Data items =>
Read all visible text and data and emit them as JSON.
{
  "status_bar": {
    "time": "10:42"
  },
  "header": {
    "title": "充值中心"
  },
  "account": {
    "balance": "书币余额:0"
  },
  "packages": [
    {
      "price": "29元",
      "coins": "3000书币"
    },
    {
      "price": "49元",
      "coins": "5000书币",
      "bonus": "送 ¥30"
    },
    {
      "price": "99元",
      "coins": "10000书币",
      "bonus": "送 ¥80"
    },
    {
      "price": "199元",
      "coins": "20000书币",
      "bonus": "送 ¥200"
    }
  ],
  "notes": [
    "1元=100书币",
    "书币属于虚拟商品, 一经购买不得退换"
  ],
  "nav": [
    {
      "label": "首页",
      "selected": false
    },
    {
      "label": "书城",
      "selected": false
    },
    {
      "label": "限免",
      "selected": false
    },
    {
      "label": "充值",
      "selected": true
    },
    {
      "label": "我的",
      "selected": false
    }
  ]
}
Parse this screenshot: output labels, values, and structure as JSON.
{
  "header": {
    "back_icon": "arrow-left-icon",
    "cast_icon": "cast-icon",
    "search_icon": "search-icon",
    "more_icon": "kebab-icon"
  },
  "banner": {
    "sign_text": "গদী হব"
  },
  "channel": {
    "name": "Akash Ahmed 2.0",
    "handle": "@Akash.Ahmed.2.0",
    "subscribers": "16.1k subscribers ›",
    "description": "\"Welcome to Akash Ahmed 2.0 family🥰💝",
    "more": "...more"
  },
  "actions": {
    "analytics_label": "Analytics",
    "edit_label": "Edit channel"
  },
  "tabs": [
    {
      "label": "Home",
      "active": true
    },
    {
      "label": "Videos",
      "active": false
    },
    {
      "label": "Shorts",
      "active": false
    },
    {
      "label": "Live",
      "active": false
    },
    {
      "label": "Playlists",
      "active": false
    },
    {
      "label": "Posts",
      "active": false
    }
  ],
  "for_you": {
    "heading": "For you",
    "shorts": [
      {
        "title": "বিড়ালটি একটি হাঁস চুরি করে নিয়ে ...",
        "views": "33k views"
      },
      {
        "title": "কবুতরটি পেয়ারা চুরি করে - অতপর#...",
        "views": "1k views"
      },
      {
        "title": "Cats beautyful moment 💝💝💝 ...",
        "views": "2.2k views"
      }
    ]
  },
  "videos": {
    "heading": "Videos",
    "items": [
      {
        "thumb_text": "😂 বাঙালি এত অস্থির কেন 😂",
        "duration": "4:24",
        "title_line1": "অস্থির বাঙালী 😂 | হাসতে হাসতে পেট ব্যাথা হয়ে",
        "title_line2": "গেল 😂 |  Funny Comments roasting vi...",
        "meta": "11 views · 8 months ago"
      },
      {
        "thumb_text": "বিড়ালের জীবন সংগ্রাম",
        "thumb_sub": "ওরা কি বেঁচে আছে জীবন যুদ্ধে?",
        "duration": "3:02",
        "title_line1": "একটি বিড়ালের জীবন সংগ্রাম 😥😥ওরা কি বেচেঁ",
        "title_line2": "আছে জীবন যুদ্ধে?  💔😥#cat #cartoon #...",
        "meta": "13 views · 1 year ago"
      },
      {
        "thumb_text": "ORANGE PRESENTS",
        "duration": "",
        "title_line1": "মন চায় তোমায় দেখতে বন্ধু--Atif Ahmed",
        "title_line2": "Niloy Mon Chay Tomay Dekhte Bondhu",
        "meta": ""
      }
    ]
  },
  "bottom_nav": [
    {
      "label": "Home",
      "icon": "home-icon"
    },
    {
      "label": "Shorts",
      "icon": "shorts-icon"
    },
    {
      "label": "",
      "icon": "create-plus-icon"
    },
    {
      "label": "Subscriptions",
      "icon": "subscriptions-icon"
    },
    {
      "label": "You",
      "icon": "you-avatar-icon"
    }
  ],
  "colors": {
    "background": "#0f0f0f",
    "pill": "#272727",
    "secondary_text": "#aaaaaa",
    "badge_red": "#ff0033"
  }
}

YOUR INSTRUCTIONS =>
Reproduce every record above exactly as it appears.

EXERCISE ANSWER =>
Read all visible text and data and emit them as JSON.
{
  "status_bar": {
    "time": "10:42"
  },
  "header": {
    "title": "充值中心"
  },
  "account": {
    "balance": "书币余额:0"
  },
  "packages": [
    {
      "price": "29元",
      "coins": "3000书币"
    },
    {
      "price": "49元",
      "coins": "5000书币",
      "bonus": "送 ¥30"
    },
    {
      "price": "99元",
      "coins": "10000书币",
      "bonus": "送 ¥80"
    },
    {
      "price": "199元",
      "coins": "20000书币",
      "bonus": "送 ¥200"
    }
  ],
  "notes": [
    "1元=100书币",
    "书币属于虚拟商品, 一经购买不得退换"
  ],
  "nav": [
    {
      "label": "首页",
      "selected": false
    },
    {
      "label": "书城",
      "selected": false
    },
    {
      "label": "限免",
      "selected": false
    },
    {
      "label": "充值",
      "selected": true
    },
    {
      "label": "我的",
      "selected": false
    }
  ]
}
Parse this screenshot: output labels, values, and structure as JSON.
{
  "header": {
    "back_icon": "arrow-left-icon",
    "cast_icon": "cast-icon",
    "search_icon": "search-icon",
    "more_icon": "kebab-icon"
  },
  "banner": {
    "sign_text": "গদী হব"
  },
  "channel": {
    "name": "Akash Ahmed 2.0",
    "handle": "@Akash.Ahmed.2.0",
    "subscribers": "16.1k subscribers ›",
    "description": "\"Welcome to Akash Ahmed 2.0 family🥰💝",
    "more": "...more"
  },
  "actions": {
    "analytics_label": "Analytics",
    "edit_label": "Edit channel"
  },
  "tabs": [
    {
      "label": "Home",
      "active": true
    },
    {
      "label": "Videos",
      "active": false
    },
    {
      "label": "Shorts",
      "active": false
    },
    {
      "label": "Live",
      "active": false
    },
    {
      "label": "Playlists",
      "active": false
    },
    {
      "label": "Posts",
      "active": false
    }
  ],
  "for_you": {
    "heading": "For you",
    "shorts": [
      {
        "title": "বিড়ালটি একটি হাঁস চুরি করে নিয়ে ...",
        "views": "33k views"
      },
      {
        "title": "কবুতরটি পেয়ারা চুরি করে - অতপর#...",
        "views": "1k views"
      },
      {
        "title": "Cats beautyful moment 💝💝💝 ...",
        "views": "2.2k views"
      }
    ]
  },
  "videos": {
    "heading": "Videos",
    "items": [
      {
        "thumb_text": "😂 বাঙালি এত অস্থির কেন 😂",
        "duration": "4:24",
        "title_line1": "অস্থির বাঙালী 😂 | হাসতে হাসতে পেট ব্যাথা হয়ে",
        "title_line2": "গেল 😂 |  Funny Comments roasting vi...",
        "meta": "11 views · 8 months ago"
      },
      {
        "thumb_text": "বিড়ালের জীবন সংগ্রাম",
        "thumb_sub": "ওরা কি বেঁচে আছে জীবন যুদ্ধে?",
        "duration": "3:02",
        "title_line1": "একটি বিড়ালের জীবন সংগ্রাম 😥😥ওরা কি বেচেঁ",
        "title_line2": "আছে জীবন যুদ্ধে?  💔😥#cat #cartoon #...",
        "meta": "13 views · 1 year ago"
      },
      {
        "thumb_text": "ORANGE PRESENTS",
        "duration": "",
        "title_line1": "মন চায় তোমায় দেখতে বন্ধু--Atif Ahmed",
        "title_line2": "Niloy Mon Chay Tomay Dekhte Bondhu",
        "meta": ""
      }
    ]
  },
  "bottom_nav": [
    {
      "label": "Home",
      "icon": "home-icon"
    },
    {
      "label": "Shorts",
      "icon": "shorts-icon"
    },
    {
      "label": "",
      "icon": "create-plus-icon"
    },
    {
      "label": "Subscriptions",
      "icon": "subscriptions-icon"
    },
    {
      "label": "You",
      "icon": "you-avatar-icon"
    }
  ],
  "colors": {
    "background": "#0f0f0f",
    "pill": "#272727",
    "secondary_text": "#aaaaaa",
    "badge_red": "#ff0033"
  }
}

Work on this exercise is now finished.